Only a number is wanted: how many lines of the entries include the string "remedy"?
■ ■ ■
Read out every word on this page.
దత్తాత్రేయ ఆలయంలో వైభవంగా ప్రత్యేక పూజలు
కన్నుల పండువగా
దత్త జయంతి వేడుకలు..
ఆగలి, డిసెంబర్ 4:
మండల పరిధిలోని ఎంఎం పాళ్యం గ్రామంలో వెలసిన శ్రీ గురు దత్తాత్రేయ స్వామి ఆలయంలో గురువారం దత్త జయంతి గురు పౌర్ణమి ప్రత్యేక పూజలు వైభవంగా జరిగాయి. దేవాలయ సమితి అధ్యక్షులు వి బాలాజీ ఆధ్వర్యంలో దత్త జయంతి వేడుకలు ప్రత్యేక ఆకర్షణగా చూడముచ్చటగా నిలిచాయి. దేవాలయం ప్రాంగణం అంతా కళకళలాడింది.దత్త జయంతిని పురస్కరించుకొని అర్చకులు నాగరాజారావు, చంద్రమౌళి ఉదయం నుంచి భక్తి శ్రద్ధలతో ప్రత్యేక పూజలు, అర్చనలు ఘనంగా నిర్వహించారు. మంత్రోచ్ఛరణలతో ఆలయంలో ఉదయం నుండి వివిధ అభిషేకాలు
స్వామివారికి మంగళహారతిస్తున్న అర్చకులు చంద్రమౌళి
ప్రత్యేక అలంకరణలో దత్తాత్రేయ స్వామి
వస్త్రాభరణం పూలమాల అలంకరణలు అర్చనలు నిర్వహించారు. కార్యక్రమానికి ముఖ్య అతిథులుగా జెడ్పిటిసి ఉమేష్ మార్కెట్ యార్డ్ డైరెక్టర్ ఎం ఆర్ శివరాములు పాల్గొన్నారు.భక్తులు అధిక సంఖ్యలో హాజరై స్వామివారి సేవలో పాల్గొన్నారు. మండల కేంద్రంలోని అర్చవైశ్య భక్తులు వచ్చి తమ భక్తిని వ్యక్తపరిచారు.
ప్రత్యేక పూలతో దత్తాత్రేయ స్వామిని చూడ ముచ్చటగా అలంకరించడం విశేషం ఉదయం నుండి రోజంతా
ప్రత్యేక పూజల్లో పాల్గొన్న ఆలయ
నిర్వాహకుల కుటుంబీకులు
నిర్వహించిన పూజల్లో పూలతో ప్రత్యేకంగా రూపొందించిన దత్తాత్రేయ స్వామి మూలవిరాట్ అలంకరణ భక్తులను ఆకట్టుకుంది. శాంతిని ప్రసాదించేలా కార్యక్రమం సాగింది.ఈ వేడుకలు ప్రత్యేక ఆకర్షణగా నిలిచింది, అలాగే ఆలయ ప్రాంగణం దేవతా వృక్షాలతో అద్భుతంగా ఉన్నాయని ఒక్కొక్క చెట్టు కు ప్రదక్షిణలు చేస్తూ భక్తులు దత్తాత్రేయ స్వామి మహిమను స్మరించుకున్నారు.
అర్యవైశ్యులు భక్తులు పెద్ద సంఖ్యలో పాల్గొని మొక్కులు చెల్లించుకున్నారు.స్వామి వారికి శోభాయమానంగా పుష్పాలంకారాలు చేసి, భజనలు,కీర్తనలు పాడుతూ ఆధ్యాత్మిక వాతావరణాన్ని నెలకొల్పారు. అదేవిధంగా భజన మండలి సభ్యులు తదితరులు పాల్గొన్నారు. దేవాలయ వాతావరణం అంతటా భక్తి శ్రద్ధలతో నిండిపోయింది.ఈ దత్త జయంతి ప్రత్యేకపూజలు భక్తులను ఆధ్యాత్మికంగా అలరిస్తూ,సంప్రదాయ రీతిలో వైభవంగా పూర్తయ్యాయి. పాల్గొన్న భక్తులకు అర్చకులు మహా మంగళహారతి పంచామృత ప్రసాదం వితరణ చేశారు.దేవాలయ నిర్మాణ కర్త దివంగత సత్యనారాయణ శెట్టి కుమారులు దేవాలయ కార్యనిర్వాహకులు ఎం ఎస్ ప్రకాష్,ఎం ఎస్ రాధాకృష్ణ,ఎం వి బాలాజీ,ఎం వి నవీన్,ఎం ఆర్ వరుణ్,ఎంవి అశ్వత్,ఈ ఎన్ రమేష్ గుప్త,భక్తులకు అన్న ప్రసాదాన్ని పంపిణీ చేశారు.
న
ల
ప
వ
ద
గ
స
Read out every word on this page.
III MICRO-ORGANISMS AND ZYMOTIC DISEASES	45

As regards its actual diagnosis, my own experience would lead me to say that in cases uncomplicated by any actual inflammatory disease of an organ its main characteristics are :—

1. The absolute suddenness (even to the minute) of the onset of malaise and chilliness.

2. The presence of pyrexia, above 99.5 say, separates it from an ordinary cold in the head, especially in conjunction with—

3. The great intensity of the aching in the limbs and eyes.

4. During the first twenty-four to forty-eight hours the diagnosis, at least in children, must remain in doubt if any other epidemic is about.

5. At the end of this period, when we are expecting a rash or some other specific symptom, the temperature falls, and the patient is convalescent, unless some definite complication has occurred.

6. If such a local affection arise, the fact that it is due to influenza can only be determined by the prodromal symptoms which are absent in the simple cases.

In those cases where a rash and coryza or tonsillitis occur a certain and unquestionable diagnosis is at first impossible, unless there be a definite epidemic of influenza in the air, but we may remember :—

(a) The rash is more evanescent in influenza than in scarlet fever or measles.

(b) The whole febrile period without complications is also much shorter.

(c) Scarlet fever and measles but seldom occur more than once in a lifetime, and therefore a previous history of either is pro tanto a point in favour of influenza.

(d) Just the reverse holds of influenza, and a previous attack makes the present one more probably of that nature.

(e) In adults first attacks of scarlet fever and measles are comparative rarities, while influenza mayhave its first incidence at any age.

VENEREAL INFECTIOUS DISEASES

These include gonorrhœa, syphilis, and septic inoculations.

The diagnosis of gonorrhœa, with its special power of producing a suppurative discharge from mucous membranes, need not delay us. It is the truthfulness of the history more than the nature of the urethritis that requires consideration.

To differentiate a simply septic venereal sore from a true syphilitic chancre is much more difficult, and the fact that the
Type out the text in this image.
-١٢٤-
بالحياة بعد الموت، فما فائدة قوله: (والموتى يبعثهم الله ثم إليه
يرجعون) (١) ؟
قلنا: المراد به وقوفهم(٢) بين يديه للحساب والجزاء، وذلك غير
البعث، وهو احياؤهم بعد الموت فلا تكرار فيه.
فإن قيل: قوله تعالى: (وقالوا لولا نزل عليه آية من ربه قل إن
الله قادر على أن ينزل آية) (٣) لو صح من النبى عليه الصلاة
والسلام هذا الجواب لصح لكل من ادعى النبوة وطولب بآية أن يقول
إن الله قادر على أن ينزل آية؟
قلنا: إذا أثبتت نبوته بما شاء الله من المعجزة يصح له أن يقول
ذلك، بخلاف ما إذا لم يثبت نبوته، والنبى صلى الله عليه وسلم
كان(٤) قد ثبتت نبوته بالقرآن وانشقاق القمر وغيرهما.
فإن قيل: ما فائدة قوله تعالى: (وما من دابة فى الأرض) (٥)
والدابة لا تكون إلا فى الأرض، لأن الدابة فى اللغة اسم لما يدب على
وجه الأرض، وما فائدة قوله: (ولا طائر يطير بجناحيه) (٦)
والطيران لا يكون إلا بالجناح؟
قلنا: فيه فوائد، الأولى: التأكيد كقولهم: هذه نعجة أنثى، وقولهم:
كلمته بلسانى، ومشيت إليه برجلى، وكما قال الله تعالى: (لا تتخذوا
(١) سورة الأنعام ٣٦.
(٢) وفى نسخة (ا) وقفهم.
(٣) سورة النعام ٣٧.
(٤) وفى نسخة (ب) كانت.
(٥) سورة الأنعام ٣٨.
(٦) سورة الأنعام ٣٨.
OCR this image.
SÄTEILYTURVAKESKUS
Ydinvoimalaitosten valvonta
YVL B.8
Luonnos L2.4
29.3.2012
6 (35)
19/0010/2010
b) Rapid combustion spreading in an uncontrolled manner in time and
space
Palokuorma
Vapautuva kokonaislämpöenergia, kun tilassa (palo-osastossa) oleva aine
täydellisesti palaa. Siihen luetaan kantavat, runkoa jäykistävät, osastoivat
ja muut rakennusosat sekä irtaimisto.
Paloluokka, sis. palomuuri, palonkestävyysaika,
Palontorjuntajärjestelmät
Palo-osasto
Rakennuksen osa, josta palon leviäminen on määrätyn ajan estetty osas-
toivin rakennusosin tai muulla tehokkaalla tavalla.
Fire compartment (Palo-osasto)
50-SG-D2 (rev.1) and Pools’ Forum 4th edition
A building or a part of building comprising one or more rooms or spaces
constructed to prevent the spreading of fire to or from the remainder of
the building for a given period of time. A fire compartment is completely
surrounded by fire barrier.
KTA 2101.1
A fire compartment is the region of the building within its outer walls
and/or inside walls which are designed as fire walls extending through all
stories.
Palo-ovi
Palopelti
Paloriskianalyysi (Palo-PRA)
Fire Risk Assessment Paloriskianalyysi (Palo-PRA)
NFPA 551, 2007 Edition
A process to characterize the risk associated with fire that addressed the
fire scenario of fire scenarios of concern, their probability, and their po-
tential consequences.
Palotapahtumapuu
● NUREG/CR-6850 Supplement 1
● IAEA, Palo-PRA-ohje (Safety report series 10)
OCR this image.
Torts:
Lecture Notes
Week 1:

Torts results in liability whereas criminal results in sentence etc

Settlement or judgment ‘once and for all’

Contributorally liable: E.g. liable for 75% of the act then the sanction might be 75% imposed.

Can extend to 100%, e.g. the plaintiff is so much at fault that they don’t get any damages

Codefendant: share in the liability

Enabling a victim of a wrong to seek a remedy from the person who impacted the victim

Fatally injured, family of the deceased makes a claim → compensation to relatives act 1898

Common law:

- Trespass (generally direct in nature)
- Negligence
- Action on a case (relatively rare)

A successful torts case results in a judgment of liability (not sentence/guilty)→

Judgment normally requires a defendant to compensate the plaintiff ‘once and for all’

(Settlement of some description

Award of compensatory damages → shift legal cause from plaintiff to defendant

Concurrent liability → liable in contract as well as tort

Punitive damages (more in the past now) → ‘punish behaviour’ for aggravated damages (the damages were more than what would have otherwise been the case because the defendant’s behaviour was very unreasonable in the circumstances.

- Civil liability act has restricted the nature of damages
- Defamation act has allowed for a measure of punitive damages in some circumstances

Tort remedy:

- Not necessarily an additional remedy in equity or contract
■ ■ ■
Exercise response »
3